**WHAT THE TASK REQUIRES**:
Check each line of the listing for the word "SDTVAR" and report how many lines contain it, giving nothing but the number.

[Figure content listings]
──────

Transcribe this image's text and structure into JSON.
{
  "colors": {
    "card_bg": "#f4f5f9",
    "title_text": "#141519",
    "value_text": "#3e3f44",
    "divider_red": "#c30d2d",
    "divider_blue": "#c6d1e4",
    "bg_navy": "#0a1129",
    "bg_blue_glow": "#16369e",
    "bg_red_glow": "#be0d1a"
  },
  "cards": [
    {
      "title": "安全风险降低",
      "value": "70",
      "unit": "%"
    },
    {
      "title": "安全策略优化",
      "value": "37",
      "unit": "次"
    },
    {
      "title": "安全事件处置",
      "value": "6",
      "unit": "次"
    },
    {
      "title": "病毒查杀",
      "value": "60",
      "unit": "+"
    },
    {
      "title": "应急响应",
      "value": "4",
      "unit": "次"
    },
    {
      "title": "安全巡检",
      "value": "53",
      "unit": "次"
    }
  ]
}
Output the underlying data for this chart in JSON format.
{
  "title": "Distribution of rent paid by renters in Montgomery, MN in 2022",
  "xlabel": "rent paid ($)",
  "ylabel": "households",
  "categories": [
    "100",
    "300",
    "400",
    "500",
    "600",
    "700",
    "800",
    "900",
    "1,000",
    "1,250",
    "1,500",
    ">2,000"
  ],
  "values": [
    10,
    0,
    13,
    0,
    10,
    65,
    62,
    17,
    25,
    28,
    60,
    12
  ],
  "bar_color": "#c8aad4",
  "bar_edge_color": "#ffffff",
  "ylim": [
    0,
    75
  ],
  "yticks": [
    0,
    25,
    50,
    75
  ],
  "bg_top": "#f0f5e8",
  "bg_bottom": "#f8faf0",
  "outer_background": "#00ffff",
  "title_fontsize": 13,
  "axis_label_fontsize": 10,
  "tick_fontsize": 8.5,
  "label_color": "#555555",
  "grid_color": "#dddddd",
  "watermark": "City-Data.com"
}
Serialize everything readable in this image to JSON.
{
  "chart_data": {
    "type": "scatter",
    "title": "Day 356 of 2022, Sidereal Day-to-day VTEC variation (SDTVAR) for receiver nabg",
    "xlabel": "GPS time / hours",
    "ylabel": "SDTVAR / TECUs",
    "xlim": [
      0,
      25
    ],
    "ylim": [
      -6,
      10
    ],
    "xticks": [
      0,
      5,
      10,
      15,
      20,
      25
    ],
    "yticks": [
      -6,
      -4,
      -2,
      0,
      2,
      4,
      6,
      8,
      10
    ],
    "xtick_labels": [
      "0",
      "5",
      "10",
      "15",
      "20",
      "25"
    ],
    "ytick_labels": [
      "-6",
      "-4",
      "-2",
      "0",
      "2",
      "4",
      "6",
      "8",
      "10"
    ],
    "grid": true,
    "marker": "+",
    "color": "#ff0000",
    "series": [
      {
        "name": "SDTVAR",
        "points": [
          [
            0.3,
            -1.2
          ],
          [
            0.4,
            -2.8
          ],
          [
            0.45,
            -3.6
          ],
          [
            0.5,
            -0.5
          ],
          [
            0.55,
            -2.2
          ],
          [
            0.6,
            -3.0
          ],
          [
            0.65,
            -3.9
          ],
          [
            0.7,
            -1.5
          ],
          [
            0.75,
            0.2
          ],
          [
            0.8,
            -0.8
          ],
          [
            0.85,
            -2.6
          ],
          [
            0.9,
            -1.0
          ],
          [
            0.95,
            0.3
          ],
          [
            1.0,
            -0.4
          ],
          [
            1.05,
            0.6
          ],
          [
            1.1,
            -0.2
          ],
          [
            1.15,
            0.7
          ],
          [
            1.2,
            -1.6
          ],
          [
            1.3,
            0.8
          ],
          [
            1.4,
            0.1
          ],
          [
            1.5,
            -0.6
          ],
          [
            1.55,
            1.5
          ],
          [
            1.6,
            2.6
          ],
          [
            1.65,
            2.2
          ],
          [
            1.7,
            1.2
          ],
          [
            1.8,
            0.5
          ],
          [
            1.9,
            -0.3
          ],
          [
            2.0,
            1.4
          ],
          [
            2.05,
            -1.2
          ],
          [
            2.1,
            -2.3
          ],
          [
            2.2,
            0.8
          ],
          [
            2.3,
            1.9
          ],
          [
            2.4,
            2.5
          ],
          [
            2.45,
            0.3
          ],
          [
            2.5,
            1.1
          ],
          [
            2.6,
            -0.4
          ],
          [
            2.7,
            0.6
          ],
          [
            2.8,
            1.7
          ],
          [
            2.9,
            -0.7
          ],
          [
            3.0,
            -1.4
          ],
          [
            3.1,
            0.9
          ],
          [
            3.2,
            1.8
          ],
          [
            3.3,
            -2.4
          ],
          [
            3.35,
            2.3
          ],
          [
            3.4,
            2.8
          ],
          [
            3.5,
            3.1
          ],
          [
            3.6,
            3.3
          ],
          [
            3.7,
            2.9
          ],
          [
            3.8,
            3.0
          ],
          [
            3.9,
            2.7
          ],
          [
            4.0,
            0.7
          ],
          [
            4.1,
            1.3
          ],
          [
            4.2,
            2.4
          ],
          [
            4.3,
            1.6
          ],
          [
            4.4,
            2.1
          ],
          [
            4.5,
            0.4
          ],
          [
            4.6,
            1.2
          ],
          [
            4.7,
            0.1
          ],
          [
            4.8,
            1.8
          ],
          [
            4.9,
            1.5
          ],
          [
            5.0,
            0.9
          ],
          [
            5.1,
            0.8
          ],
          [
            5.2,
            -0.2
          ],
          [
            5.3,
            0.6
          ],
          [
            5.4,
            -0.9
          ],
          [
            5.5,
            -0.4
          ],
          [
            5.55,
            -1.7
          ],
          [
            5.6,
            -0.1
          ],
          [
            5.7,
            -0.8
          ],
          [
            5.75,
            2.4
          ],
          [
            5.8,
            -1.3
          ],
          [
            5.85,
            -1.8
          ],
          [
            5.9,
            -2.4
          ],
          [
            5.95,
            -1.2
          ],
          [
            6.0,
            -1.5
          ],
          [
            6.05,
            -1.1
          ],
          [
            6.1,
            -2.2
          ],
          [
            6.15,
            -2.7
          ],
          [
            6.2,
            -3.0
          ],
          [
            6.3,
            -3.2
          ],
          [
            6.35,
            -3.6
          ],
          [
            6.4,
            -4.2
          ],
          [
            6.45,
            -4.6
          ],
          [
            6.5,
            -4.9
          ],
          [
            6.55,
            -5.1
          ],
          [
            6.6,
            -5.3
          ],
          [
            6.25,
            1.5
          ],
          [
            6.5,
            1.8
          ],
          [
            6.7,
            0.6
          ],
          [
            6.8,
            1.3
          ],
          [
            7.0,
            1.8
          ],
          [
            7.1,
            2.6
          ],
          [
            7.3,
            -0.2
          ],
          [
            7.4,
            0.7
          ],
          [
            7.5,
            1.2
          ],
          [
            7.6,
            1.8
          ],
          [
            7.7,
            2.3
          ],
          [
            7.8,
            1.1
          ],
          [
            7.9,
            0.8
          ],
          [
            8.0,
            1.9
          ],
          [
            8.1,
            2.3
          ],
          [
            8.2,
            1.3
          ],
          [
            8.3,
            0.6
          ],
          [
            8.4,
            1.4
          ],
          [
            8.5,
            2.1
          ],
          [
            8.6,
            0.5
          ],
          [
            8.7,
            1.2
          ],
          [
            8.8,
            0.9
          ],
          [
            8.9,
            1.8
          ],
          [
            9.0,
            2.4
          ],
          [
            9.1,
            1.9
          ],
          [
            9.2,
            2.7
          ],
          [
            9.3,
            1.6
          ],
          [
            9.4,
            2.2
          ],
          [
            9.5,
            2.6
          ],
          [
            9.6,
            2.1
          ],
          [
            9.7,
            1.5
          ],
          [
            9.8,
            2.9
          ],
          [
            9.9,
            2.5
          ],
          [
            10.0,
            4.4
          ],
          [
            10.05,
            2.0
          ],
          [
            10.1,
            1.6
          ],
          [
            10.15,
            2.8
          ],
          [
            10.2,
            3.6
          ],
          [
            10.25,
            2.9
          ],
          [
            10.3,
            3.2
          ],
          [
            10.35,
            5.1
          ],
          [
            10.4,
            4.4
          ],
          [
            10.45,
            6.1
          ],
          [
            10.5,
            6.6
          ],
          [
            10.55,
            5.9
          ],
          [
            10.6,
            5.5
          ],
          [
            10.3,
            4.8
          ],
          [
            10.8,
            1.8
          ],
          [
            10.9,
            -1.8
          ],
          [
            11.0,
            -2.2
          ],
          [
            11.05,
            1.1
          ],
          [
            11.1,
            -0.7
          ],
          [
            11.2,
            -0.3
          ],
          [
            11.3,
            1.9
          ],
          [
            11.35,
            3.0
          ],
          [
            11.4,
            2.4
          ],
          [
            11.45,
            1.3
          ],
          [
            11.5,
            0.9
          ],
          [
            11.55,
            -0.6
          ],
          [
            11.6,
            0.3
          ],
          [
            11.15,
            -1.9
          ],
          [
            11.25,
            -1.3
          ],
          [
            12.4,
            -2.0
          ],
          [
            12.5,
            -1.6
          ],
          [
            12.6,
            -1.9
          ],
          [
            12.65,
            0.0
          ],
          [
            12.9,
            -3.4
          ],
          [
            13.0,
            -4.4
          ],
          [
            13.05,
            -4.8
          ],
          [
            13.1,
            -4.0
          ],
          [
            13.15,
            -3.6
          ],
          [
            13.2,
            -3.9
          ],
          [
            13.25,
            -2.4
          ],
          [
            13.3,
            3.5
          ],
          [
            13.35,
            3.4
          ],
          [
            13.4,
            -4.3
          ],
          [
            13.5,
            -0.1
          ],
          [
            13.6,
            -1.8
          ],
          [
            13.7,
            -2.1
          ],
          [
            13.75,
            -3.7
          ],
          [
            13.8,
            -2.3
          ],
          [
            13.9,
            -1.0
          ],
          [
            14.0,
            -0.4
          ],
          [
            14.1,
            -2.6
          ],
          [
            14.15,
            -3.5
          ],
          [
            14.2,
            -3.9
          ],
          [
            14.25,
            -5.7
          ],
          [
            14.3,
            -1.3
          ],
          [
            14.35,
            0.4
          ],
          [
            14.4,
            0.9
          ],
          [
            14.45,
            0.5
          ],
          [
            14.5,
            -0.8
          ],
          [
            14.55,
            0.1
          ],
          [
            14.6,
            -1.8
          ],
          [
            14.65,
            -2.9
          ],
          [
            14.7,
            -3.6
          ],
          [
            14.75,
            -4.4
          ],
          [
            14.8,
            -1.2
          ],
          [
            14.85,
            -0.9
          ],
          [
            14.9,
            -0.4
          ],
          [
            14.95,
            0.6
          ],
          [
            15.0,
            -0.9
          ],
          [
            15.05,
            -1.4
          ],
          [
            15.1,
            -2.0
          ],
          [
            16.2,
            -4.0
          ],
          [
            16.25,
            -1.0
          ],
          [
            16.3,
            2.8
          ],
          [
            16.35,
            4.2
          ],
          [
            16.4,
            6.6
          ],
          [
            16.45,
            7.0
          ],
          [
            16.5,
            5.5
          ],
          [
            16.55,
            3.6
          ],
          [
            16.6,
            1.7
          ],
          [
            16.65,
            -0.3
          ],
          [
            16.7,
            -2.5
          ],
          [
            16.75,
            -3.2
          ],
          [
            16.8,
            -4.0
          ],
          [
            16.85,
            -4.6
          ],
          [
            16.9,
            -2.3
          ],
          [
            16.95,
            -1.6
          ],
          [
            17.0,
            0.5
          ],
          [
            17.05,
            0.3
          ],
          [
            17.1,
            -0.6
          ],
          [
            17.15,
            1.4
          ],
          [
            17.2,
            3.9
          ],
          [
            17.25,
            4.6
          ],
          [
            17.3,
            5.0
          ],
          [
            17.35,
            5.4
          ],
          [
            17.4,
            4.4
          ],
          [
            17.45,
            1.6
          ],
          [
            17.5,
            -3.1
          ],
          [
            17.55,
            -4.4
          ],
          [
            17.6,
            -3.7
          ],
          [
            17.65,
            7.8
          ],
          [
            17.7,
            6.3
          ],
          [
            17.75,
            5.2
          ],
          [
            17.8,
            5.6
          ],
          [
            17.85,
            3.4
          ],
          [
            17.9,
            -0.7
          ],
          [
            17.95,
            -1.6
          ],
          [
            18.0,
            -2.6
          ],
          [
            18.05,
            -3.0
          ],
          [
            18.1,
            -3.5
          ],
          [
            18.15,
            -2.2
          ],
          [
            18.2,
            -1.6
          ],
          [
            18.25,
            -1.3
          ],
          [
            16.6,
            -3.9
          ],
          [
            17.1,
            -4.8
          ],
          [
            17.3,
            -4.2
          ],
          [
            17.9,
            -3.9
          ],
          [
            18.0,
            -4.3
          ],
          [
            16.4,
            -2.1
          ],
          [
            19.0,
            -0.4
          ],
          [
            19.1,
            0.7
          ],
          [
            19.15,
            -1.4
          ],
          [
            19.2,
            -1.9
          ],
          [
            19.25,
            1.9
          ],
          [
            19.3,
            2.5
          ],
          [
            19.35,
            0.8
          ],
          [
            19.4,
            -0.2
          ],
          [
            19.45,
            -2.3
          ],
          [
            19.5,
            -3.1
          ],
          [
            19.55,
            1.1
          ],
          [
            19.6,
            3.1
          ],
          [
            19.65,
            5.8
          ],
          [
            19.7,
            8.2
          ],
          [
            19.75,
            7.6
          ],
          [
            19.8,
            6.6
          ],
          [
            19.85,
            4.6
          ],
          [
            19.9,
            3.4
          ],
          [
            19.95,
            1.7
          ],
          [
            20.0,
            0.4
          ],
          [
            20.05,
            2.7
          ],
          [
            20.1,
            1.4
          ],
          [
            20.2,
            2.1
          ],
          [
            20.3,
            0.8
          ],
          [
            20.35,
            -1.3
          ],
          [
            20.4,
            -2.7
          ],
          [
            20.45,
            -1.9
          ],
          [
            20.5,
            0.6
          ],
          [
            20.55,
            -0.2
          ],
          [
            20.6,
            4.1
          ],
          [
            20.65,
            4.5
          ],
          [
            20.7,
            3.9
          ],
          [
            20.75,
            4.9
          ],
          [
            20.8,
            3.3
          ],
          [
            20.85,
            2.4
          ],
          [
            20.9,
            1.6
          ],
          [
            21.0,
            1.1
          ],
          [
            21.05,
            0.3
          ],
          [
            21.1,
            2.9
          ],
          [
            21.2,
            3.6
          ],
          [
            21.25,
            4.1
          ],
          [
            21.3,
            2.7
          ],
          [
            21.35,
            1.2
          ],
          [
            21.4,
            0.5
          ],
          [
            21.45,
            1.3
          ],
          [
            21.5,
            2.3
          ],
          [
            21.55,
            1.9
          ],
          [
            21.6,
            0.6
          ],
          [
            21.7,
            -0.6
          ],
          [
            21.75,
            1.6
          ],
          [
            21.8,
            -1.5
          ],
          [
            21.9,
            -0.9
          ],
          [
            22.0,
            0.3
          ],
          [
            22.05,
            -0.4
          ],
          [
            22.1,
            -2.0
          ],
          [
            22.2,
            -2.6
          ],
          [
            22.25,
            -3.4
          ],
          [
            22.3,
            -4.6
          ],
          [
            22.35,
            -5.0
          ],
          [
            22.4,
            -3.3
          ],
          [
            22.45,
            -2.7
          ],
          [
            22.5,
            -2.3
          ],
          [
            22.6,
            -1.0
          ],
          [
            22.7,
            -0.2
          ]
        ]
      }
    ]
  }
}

──────

**CORRECT OUTPUT**:
3